##### Data for processing

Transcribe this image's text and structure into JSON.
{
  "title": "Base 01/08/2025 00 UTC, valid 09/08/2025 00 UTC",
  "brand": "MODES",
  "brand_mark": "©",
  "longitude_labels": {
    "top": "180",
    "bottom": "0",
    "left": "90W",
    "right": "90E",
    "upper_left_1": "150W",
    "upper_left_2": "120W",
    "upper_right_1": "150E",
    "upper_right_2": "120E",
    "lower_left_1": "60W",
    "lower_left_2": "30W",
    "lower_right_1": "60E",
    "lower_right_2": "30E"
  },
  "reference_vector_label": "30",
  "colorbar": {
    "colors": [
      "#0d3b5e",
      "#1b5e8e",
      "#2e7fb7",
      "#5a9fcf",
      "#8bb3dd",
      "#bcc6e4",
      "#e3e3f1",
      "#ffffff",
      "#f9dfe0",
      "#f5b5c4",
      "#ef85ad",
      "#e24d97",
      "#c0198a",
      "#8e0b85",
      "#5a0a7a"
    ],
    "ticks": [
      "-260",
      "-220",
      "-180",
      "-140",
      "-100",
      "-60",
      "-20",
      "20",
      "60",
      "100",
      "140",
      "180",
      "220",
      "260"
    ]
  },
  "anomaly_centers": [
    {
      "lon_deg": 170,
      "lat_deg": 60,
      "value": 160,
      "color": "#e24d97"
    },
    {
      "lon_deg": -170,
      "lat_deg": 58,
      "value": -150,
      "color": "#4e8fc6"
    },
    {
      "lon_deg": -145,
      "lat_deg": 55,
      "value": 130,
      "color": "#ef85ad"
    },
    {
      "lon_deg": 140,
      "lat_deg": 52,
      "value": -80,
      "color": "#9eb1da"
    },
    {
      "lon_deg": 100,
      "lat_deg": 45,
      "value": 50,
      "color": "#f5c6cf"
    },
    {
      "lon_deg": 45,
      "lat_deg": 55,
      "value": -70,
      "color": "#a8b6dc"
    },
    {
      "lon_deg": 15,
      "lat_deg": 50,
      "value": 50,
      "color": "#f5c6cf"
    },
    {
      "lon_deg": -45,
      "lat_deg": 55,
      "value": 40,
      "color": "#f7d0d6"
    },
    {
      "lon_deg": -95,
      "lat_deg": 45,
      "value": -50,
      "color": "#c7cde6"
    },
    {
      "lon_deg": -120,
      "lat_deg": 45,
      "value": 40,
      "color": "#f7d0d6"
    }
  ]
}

##########

→ **Aim**: The lines above should be duplicated exactly.

→ **The output**:
Transcribe this image's text and structure into JSON.
{
  "title": "Base 01/08/2025 00 UTC, valid 09/08/2025 00 UTC",
  "brand": "MODES",
  "brand_mark": "©",
  "longitude_labels": {
    "top": "180",
    "bottom": "0",
    "left": "90W",
    "right": "90E",
    "upper_left_1": "150W",
    "upper_left_2": "120W",
    "upper_right_1": "150E",
    "upper_right_2": "120E",
    "lower_left_1": "60W",
    "lower_left_2": "30W",
    "lower_right_1": "60E",
    "lower_right_2": "30E"
  },
  "reference_vector_label": "30",
  "colorbar": {
    "colors": [
      "#0d3b5e",
      "#1b5e8e",
      "#2e7fb7",
      "#5a9fcf",
      "#8bb3dd",
      "#bcc6e4",
      "#e3e3f1",
      "#ffffff",
      "#f9dfe0",
      "#f5b5c4",
      "#ef85ad",
      "#e24d97",
      "#c0198a",
      "#8e0b85",
      "#5a0a7a"
    ],
    "ticks": [
      "-260",
      "-220",
      "-180",
      "-140",
      "-100",
      "-60",
      "-20",
      "20",
      "60",
      "100",
      "140",
      "180",
      "220",
      "260"
    ]
  },
  "anomaly_centers": [
    {
      "lon_deg": 170,
      "lat_deg": 60,
      "value": 160,
      "color": "#e24d97"
    },
    {
      "lon_deg": -170,
      "lat_deg": 58,
      "value": -150,
      "color": "#4e8fc6"
    },
    {
      "lon_deg": -145,
      "lat_deg": 55,
      "value": 130,
      "color": "#ef85ad"
    },
    {
      "lon_deg": 140,
      "lat_deg": 52,
      "value": -80,
      "color": "#9eb1da"
    },
    {
      "lon_deg": 100,
      "lat_deg": 45,
      "value": 50,
      "color": "#f5c6cf"
    },
    {
      "lon_deg": 45,
      "lat_deg": 55,
      "value": -70,
      "color": "#a8b6dc"
    },
    {
      "lon_deg": 15,
      "lat_deg": 50,
      "value": 50,
      "color": "#f5c6cf"
    },
    {
      "lon_deg": -45,
      "lat_deg": 55,
      "value": 40,
      "color": "#f7d0d6"
    },
    {
      "lon_deg": -95,
      "lat_deg": 45,
      "value": -50,
      "color": "#c7cde6"
    },
    {
      "lon_deg": -120,
      "lat_deg": 45,
      "value": 40,
      "color": "#f7d0d6"
    }
  ]
}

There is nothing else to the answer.